INPUT:
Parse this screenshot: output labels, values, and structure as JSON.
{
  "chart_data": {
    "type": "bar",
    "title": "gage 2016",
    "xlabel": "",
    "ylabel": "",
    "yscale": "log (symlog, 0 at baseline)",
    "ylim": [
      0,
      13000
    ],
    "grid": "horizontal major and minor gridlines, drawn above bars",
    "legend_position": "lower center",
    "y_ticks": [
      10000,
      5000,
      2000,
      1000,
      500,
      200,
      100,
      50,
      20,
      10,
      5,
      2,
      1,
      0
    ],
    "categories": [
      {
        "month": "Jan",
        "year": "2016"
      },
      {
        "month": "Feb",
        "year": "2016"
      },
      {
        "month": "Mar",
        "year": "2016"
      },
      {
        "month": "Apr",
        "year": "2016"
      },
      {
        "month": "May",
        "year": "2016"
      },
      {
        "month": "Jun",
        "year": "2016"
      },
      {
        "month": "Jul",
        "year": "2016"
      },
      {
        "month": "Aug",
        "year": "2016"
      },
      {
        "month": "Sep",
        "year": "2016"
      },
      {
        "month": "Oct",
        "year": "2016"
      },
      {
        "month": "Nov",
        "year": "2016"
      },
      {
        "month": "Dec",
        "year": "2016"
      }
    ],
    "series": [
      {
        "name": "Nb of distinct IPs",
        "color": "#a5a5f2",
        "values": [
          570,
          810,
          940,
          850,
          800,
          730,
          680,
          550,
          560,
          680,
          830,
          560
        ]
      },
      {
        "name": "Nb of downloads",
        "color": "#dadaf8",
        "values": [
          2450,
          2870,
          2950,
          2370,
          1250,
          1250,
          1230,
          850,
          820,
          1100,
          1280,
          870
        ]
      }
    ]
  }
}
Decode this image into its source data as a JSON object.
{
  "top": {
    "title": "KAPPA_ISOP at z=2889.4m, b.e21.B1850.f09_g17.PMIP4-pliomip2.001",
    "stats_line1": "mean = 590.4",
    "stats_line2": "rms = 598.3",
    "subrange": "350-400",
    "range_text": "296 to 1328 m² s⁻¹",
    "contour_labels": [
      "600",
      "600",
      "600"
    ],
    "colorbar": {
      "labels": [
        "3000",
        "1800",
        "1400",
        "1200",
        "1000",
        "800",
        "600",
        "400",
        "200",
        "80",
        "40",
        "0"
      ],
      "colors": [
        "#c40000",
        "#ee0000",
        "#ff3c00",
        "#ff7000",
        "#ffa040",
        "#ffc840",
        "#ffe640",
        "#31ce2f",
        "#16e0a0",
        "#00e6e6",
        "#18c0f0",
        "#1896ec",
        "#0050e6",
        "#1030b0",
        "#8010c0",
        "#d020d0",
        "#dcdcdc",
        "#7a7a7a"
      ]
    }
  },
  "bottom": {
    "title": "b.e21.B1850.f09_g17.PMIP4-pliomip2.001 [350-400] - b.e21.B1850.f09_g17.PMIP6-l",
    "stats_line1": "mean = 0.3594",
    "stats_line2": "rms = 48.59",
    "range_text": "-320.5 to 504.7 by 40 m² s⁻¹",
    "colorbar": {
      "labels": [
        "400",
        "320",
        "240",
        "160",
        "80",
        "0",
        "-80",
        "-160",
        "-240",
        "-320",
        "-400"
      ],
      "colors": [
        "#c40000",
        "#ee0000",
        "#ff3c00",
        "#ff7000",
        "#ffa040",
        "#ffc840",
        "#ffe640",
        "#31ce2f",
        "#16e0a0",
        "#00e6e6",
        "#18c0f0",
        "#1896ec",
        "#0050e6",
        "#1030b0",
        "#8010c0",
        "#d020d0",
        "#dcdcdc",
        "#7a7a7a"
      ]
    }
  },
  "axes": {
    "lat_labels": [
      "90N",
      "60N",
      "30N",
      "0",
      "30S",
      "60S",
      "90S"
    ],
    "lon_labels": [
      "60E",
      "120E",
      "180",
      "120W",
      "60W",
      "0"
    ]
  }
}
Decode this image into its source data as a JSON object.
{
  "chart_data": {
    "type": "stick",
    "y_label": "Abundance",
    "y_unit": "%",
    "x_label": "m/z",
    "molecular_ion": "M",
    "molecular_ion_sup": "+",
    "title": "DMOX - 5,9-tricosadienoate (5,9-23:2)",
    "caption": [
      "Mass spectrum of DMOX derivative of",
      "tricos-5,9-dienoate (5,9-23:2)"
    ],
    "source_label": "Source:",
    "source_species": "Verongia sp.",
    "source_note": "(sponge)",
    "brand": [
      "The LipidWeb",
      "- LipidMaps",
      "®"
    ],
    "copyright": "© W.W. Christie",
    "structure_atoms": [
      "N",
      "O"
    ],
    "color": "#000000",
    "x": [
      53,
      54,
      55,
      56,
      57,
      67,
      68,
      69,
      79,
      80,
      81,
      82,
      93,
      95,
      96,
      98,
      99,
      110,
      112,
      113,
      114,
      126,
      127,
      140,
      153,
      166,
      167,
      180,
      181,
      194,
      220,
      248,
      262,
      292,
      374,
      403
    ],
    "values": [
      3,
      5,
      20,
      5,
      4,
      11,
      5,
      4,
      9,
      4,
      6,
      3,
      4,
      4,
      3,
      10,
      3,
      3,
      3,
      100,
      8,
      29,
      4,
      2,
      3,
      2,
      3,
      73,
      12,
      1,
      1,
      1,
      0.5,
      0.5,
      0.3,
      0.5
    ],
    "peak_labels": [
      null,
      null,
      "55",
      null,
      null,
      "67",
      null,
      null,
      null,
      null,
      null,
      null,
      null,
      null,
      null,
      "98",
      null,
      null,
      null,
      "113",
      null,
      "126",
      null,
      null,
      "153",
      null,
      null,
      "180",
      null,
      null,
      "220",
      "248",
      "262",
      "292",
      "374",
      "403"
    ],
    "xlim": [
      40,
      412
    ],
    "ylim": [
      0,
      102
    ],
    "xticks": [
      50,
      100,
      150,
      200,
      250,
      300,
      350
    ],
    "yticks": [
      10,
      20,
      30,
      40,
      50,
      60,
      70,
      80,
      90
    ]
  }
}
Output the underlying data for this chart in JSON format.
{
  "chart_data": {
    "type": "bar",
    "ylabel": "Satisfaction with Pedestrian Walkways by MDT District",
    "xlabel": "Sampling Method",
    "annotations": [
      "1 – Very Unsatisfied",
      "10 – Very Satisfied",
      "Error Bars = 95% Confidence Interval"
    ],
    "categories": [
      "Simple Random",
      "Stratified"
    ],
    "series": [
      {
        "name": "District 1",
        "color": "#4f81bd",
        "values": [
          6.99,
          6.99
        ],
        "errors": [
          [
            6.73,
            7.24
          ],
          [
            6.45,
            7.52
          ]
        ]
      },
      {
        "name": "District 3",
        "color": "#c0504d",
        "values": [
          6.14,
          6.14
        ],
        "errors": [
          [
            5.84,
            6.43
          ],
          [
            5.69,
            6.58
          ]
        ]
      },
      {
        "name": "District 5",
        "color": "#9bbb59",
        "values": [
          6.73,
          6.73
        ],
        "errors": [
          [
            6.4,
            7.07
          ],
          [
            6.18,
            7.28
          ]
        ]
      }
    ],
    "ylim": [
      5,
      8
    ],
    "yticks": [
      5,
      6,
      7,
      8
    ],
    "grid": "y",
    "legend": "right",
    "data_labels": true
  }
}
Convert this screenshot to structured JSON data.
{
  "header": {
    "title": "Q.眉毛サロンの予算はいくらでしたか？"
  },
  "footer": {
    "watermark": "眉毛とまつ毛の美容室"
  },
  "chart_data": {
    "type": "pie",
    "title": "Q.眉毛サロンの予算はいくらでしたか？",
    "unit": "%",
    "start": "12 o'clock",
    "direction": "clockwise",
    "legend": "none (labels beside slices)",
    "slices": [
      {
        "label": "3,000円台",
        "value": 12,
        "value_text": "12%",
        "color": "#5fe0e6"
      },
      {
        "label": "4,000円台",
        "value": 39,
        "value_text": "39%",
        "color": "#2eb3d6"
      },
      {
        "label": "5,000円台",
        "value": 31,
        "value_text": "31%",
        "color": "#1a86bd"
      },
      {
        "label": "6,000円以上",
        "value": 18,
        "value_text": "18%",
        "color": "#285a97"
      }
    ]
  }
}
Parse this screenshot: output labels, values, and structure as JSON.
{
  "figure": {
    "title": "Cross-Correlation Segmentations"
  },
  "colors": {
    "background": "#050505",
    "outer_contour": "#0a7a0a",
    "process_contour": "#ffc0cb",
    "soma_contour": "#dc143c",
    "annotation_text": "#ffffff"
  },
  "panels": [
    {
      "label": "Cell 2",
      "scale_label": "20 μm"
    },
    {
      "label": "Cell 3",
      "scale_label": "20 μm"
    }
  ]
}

TASK TO CARRY OUT: Reply with nothing but the number of lines in the data above that contain "grid".

WRITTEN SOLUTION: 2